## Task material
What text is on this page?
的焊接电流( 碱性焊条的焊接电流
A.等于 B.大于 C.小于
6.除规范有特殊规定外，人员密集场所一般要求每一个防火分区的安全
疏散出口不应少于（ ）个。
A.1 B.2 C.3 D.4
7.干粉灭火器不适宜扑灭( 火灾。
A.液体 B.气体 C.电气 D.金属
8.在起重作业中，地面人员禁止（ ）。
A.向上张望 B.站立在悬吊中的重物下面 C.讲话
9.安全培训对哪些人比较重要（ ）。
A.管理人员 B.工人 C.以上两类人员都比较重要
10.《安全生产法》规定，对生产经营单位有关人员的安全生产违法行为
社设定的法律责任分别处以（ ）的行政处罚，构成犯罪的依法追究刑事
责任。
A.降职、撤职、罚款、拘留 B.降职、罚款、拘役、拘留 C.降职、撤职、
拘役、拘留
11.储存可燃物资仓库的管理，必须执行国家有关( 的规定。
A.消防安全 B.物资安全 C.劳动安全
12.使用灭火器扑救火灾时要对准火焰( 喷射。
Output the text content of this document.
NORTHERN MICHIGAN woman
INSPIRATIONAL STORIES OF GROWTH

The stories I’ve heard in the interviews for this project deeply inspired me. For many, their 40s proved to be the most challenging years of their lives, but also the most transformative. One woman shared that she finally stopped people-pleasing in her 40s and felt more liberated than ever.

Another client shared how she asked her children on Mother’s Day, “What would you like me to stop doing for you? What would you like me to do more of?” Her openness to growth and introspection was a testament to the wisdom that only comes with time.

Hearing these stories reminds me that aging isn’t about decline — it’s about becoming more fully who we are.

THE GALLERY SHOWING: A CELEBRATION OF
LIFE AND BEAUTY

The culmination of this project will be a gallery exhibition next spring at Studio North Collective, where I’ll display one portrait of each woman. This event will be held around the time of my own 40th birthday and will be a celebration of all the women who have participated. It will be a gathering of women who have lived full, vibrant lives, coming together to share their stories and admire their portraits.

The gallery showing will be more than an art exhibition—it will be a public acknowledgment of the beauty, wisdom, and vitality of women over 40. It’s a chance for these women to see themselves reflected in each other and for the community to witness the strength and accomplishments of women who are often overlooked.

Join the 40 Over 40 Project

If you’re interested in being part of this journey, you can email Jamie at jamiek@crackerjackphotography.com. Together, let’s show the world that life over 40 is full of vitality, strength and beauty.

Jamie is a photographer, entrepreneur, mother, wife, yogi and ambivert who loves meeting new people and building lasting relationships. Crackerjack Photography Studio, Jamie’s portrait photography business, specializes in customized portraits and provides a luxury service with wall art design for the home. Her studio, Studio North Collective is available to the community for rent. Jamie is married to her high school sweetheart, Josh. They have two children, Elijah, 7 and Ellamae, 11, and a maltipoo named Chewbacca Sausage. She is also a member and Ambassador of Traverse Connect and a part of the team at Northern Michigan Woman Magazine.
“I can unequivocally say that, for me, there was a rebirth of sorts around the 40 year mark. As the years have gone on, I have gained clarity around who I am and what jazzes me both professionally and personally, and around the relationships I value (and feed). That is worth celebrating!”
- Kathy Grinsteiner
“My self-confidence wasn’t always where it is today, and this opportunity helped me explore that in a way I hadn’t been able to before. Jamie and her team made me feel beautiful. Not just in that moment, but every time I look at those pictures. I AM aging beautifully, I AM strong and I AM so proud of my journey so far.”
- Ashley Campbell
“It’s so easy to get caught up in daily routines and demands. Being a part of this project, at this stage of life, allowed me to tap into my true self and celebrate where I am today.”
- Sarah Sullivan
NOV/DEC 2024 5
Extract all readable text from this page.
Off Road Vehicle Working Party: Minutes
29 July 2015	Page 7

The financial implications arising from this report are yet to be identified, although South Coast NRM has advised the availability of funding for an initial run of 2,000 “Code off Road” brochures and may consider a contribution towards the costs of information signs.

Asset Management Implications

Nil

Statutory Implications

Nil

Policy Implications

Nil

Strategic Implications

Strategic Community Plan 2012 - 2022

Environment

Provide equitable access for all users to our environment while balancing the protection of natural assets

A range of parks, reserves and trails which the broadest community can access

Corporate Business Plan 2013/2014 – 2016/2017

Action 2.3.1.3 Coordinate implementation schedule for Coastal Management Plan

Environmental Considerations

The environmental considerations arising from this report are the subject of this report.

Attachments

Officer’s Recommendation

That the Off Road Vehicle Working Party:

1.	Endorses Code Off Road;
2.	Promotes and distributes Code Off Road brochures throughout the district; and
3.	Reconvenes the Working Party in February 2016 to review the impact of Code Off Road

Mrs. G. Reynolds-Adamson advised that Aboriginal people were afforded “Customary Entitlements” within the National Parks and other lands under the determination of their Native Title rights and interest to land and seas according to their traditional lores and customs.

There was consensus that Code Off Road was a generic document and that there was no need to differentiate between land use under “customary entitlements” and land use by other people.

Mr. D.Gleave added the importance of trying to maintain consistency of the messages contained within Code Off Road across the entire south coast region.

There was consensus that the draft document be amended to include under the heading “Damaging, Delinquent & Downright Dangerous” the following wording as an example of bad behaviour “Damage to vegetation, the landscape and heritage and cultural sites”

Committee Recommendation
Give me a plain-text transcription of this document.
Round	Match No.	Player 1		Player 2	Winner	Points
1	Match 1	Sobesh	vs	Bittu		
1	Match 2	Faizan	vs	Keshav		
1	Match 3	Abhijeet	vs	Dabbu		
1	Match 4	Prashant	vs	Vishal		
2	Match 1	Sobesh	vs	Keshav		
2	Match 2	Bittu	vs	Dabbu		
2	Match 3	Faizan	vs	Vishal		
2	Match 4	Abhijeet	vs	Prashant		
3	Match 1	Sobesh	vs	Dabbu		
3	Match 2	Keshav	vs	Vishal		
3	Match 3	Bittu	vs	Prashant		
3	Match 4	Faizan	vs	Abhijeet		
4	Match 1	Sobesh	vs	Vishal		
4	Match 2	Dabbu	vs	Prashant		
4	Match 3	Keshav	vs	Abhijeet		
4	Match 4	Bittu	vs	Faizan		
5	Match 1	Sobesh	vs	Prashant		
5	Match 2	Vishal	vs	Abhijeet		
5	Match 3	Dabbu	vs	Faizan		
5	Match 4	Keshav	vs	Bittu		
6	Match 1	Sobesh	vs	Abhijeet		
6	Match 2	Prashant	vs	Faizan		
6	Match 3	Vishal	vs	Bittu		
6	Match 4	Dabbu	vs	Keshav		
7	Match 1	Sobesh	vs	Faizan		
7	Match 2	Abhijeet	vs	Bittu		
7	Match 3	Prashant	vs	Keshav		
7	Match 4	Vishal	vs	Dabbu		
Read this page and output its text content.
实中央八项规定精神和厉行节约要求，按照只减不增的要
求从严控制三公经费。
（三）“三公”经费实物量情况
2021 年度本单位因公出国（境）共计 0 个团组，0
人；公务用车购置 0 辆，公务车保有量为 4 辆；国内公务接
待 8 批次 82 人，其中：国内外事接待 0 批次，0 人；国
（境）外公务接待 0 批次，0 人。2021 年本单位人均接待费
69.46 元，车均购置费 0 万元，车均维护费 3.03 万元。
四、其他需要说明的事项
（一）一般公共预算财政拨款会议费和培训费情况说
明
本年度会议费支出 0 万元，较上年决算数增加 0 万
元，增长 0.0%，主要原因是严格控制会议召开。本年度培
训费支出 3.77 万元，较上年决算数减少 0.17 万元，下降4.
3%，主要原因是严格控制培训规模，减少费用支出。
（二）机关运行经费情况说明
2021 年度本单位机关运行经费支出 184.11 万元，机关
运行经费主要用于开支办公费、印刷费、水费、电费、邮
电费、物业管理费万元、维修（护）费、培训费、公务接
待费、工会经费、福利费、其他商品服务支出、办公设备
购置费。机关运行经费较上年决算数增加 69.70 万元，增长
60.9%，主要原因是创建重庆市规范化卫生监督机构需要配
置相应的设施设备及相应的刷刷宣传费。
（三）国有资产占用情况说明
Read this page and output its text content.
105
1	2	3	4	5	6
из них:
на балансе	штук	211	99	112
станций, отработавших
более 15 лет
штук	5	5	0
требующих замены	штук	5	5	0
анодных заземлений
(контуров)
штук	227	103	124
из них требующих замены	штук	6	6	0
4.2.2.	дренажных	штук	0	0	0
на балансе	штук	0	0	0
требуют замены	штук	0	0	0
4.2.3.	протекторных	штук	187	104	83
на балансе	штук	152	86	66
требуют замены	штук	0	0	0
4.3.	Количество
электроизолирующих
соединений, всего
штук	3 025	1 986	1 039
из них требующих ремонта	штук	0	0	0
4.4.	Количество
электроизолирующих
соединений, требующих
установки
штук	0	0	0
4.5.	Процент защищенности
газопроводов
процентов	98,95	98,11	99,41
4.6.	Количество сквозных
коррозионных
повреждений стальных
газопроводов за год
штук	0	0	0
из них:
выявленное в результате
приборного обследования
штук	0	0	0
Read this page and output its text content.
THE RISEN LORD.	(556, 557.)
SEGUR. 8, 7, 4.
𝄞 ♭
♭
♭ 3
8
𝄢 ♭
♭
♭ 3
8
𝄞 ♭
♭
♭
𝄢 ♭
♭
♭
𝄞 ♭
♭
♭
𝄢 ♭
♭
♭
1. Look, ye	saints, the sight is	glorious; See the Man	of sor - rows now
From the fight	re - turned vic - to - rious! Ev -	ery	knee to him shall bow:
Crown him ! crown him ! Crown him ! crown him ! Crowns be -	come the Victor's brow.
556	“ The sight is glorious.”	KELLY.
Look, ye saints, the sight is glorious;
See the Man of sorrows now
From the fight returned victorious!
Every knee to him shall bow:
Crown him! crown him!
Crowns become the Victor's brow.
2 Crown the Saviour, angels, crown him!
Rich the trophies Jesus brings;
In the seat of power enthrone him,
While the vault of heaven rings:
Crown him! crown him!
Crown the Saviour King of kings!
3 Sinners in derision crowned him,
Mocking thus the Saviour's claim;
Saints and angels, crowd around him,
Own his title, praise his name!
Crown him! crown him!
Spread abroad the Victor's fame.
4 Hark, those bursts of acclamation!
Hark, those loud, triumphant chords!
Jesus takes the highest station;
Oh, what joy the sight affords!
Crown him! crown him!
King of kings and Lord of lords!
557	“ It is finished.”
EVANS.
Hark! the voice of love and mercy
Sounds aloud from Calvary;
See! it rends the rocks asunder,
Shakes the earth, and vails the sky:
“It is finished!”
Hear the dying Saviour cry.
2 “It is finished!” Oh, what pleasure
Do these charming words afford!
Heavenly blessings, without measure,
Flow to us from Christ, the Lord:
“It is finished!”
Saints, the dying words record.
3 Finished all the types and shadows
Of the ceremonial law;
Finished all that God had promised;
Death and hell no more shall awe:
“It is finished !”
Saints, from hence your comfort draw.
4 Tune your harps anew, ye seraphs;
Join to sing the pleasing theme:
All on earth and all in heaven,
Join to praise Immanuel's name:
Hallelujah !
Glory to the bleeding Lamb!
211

## What the task requires
State the count of lines that contain the string "Hark". Nothing else is needed.

## Answer in full
3